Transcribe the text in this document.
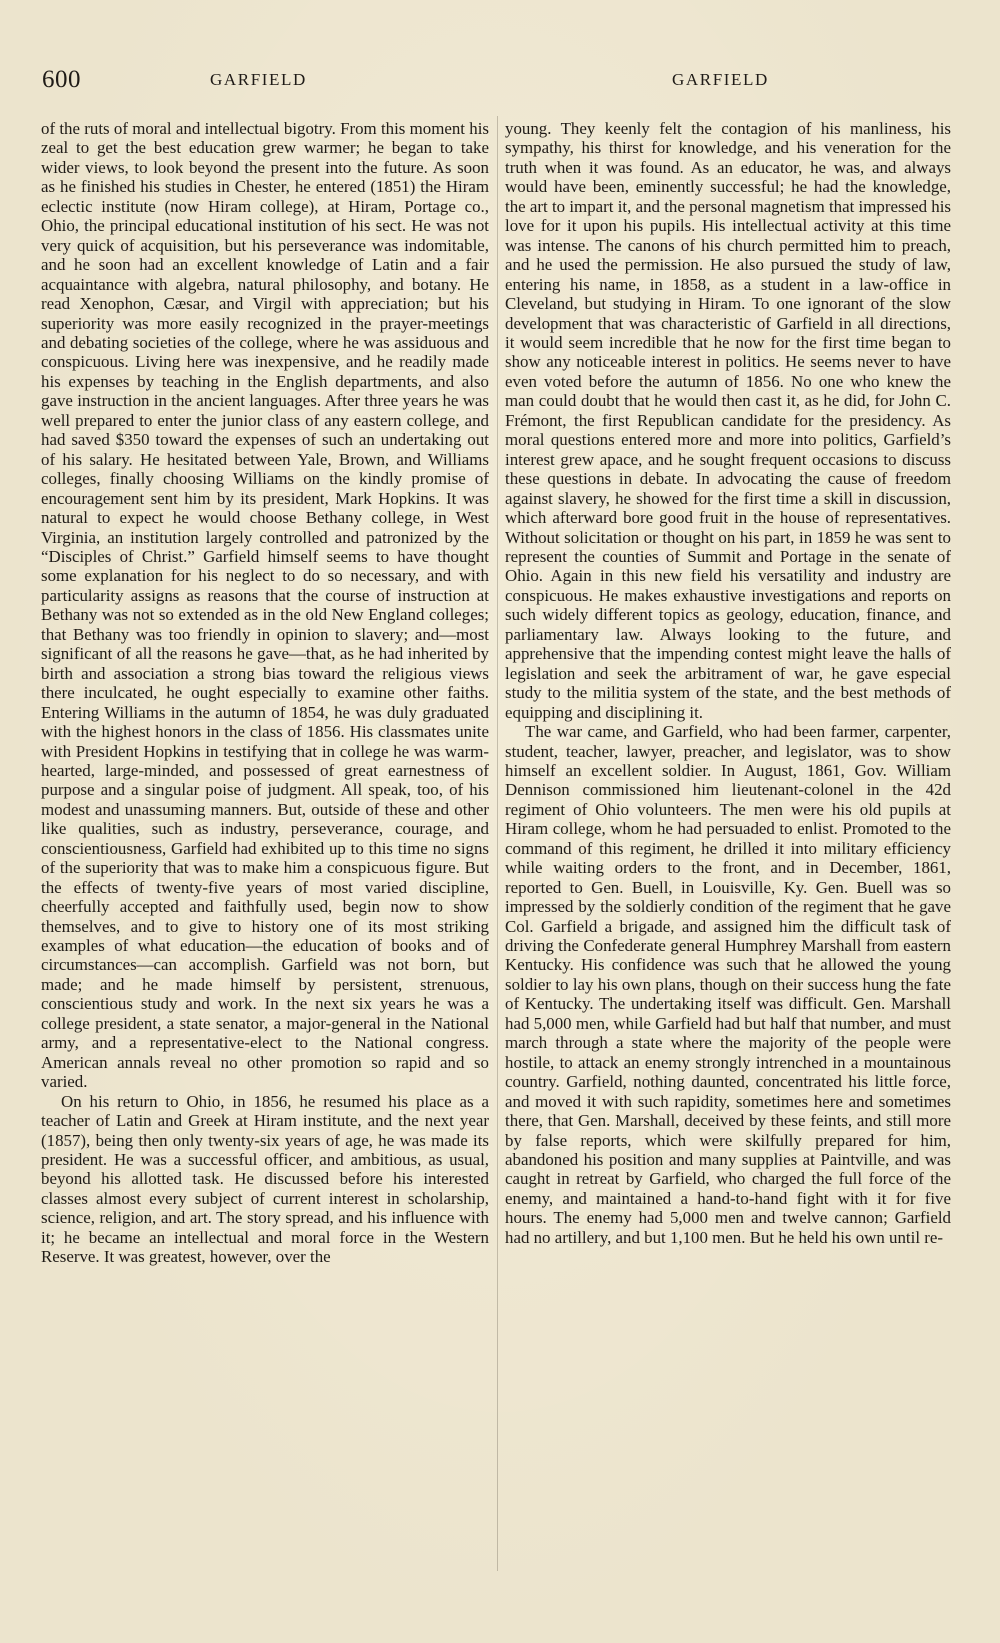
600	GARFIELD	GARFIELD

of the ruts of moral and intellectual bigotry. From this moment his zeal to get the best education grew warmer; he began to take wider views, to look beyond the present into the future. As soon as he finished his studies in Chester, he entered (1851) the Hiram eclectic institute (now Hiram college), at Hiram, Portage co., Ohio, the principal educational institution of his sect. He was not very quick of acquisition, but his perseverance was indomitable, and he soon had an excellent knowledge of Latin and a fair acquaintance with algebra, natural philosophy, and botany. He read Xenophon, Cæsar, and Virgil with appreciation; but his superiority was more easily recognized in the prayer-meetings and debating societies of the college, where he was assiduous and conspicuous. Living here was inexpensive, and he readily made his expenses by teaching in the English departments, and also gave instruction in the ancient languages. After three years he was well prepared to enter the junior class of any eastern college, and had saved $350 toward the expenses of such an undertaking out of his salary. He hesitated between Yale, Brown, and Williams colleges, finally choosing Williams on the kindly promise of encouragement sent him by its president, Mark Hopkins. It was natural to expect he would choose Bethany college, in West Virginia, an institution largely controlled and patronized by the “Disciples of Christ.” Garfield himself seems to have thought some explanation for his neglect to do so necessary, and with particularity assigns as reasons that the course of instruction at Bethany was not so extended as in the old New England colleges; that Bethany was too friendly in opinion to slavery; and—most significant of all the reasons he gave—that, as he had inherited by birth and association a strong bias toward the religious views there inculcated, he ought especially to examine other faiths. Entering Williams in the autumn of 1854, he was duly graduated with the highest honors in the class of 1856. His classmates unite with President Hopkins in testifying that in college he was warm-hearted, large-minded, and possessed of great earnestness of purpose and a singular poise of judgment. All speak, too, of his modest and unassuming manners. But, outside of these and other like qualities, such as industry, perseverance, courage, and conscientiousness, Garfield had exhibited up to this time no signs of the superiority that was to make him a conspicuous figure. But the effects of twenty-five years of most varied discipline, cheerfully accepted and faithfully used, begin now to show themselves, and to give to history one of its most striking examples of what education—the education of books and of circumstances—can accomplish. Garfield was not born, but made; and he made himself by persistent, strenuous, conscientious study and work. In the next six years he was a college president, a state senator, a major-general in the National army, and a representative-elect to the National congress. American annals reveal no other promotion so rapid and so varied.

On his return to Ohio, in 1856, he resumed his place as a teacher of Latin and Greek at Hiram institute, and the next year (1857), being then only twenty-six years of age, he was made its president. He was a successful officer, and ambitious, as usual, beyond his allotted task. He discussed before his interested classes almost every subject of current interest in scholarship, science, religion, and art. The story spread, and his influence with it; he became an intellectual and moral force in the Western Reserve. It was greatest, however, over the

young. They keenly felt the contagion of his manliness, his sympathy, his thirst for knowledge, and his veneration for the truth when it was found. As an educator, he was, and always would have been, eminently successful; he had the knowledge, the art to impart it, and the personal magnetism that impressed his love for it upon his pupils. His intellectual activity at this time was intense. The canons of his church permitted him to preach, and he used the permission. He also pursued the study of law, entering his name, in 1858, as a student in a law-office in Cleveland, but studying in Hiram. To one ignorant of the slow development that was characteristic of Garfield in all directions, it would seem incredible that he now for the first time began to show any noticeable interest in politics. He seems never to have even voted before the autumn of 1856. No one who knew the man could doubt that he would then cast it, as he did, for John C. Frémont, the first Republican candidate for the presidency. As moral questions entered more and more into politics, Garfield’s interest grew apace, and he sought frequent occasions to discuss these questions in debate. In advocating the cause of freedom against slavery, he showed for the first time a skill in discussion, which afterward bore good fruit in the house of representatives. Without solicitation or thought on his part, in 1859 he was sent to represent the counties of Summit and Portage in the senate of Ohio. Again in this new field his versatility and industry are conspicuous. He makes exhaustive investigations and reports on such widely different topics as geology, education, finance, and parliamentary law. Always looking to the future, and apprehensive that the impending contest might leave the halls of legislation and seek the arbitrament of war, he gave especial study to the militia system of the state, and the best methods of equipping and disciplining it.

The war came, and Garfield, who had been farmer, carpenter, student, teacher, lawyer, preacher, and legislator, was to show himself an excellent soldier. In August, 1861, Gov. William Dennison commissioned him lieutenant-colonel in the 42d regiment of Ohio volunteers. The men were his old pupils at Hiram college, whom he had persuaded to enlist. Promoted to the command of this regiment, he drilled it into military efficiency while waiting orders to the front, and in December, 1861, reported to Gen. Buell, in Louisville, Ky. Gen. Buell was so impressed by the soldierly condition of the regiment that he gave Col. Garfield a brigade, and assigned him the difficult task of driving the Confederate general Humphrey Marshall from eastern Kentucky. His confidence was such that he allowed the young soldier to lay his own plans, though on their success hung the fate of Kentucky. The undertaking itself was difficult. Gen. Marshall had 5,000 men, while Garfield had but half that number, and must march through a state where the majority of the people were hostile, to attack an enemy strongly intrenched in a mountainous country. Garfield, nothing daunted, concentrated his little force, and moved it with such rapidity, sometimes here and sometimes there, that Gen. Marshall, deceived by these feints, and still more by false reports, which were skilfully prepared for him, abandoned his position and many supplies at Paintville, and was caught in retreat by Garfield, who charged the full force of the enemy, and maintained a hand-to-hand fight with it for five hours. The enemy had 5,000 men and twelve cannon; Garfield had no artillery, and but 1,100 men. But he held his own until re-
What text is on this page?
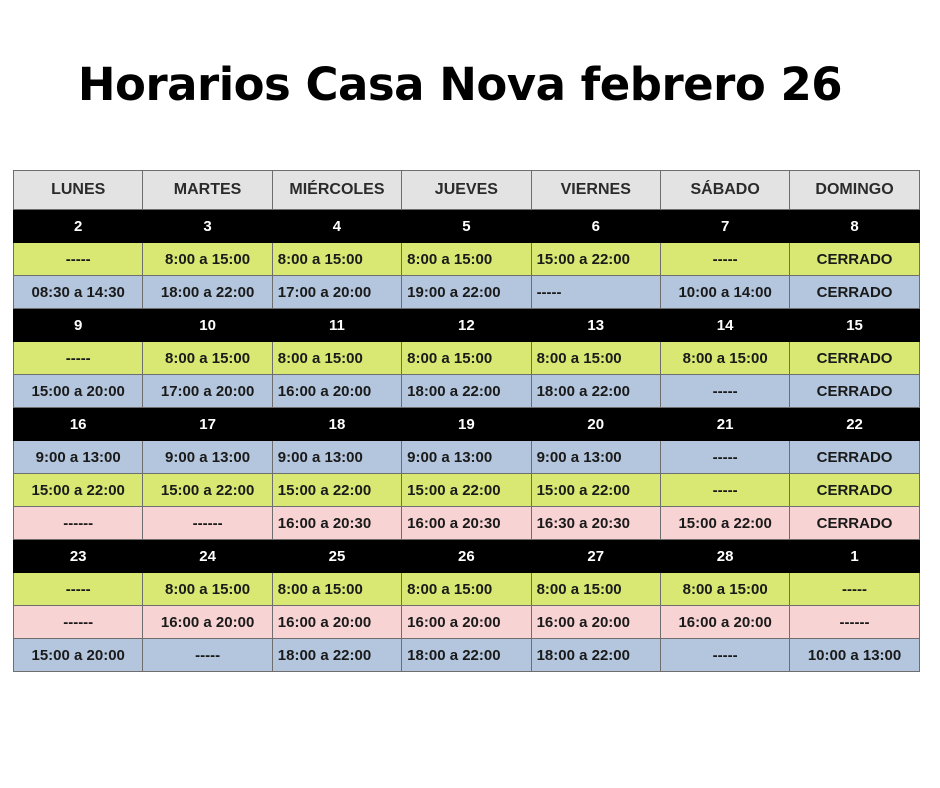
Horarios Casa Nova febrero 26
LUNES	MARTES	MIÉRCOLES	JUEVES	VIERNES	SÁBADO	DOMINGO
2	3	4	5	6	7	8
-----	8:00 a 15:00	8:00 a 15:00	8:00 a 15:00	15:00 a 22:00	-----	CERRADO
08:30 a 14:30	18:00 a 22:00	17:00 a 20:00	19:00 a 22:00	-----	10:00 a 14:00	CERRADO
9	10	11	12	13	14	15
-----	8:00 a 15:00	8:00 a 15:00	8:00 a 15:00	8:00 a 15:00	8:00 a 15:00	CERRADO
15:00 a 20:00	17:00 a 20:00	16:00 a 20:00	18:00 a 22:00	18:00 a 22:00	-----	CERRADO
16	17	18	19	20	21	22
9:00 a 13:00	9:00 a 13:00	9:00 a 13:00	9:00 a 13:00	9:00 a 13:00	-----	CERRADO
15:00 a 22:00	15:00 a 22:00	15:00 a 22:00	15:00 a 22:00	15:00 a 22:00	-----	CERRADO
------	------	16:00 a 20:30	16:00 a 20:30	16:30 a 20:30	15:00 a 22:00	CERRADO
23	24	25	26	27	28	1
-----	8:00 a 15:00	8:00 a 15:00	8:00 a 15:00	8:00 a 15:00	8:00 a 15:00	-----
------	16:00 a 20:00	16:00 a 20:00	16:00 a 20:00	16:00 a 20:00	16:00 a 20:00	------
15:00 a 20:00	-----	18:00 a 22:00	18:00 a 22:00	18:00 a 22:00	-----	10:00 a 13:00
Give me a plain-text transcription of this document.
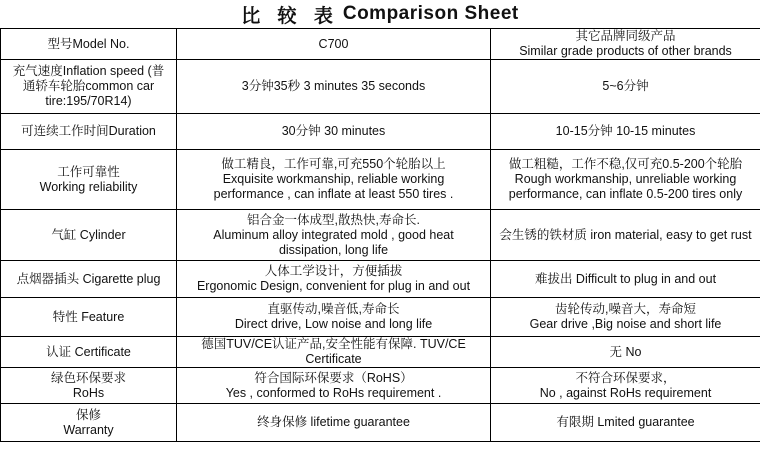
比 较 表 Comparison Sheet
型号Model No.	C700	其它品牌同级产品
Similar grade products of other brands

充气速度Inflation speed (普
通轿车轮胎common car
tire:195/70R14)	3分钟35秒 3 minutes 35 seconds	5~6分钟

可连续工作时间Duration	30分钟 30 minutes	10-15分钟 10-15 minutes

工作可靠性
Working reliability	做工精良，工作可靠,可充550个轮胎以上
Exquisite workmanship, reliable working
performance , can inflate at least 550 tires .	做工粗糙，工作不稳,仅可充0.5-200个轮胎
Rough workmanship, unreliable working
performance, can inflate 0.5-200 tires only

气缸 Cylinder	铝合金一体成型,散热快,寿命长.
Aluminum alloy integrated mold , good heat
dissipation, long life	会生锈的铁材质 iron material, easy to get rust

点烟器插头 Cigarette plug	人体工学设计，方便插拔
Ergonomic Design, convenient for plug in and out	难拔出 Difficult to plug in and out

特性 Feature	直驱传动,噪音低,寿命长
Direct drive, Low noise and long life	齿轮传动,噪音大，寿命短
Gear drive ,Big noise and short life

认证 Certificate	德国TUV/CE认证产品,安全性能有保障. TUV/CE
Certificate	无 No

绿色环保要求
RoHs	符合国际环保要求（RoHS）
Yes , conformed to RoHs requirement .	不符合环保要求，
No , against RoHs requirement

保修
Warranty	终身保修 lifetime guarantee	有限期 Lmited guarantee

* * * *

### EXERCISE PROMPT
Search the listing for the string "performance". Copy each line where it turns up.

### TASK ANSWER
performance , can inflate at least 550 tires .	做工粗糙，工作不稳,仅可充0.5-200个轮胎
performance, can inflate 0.5-200 tires only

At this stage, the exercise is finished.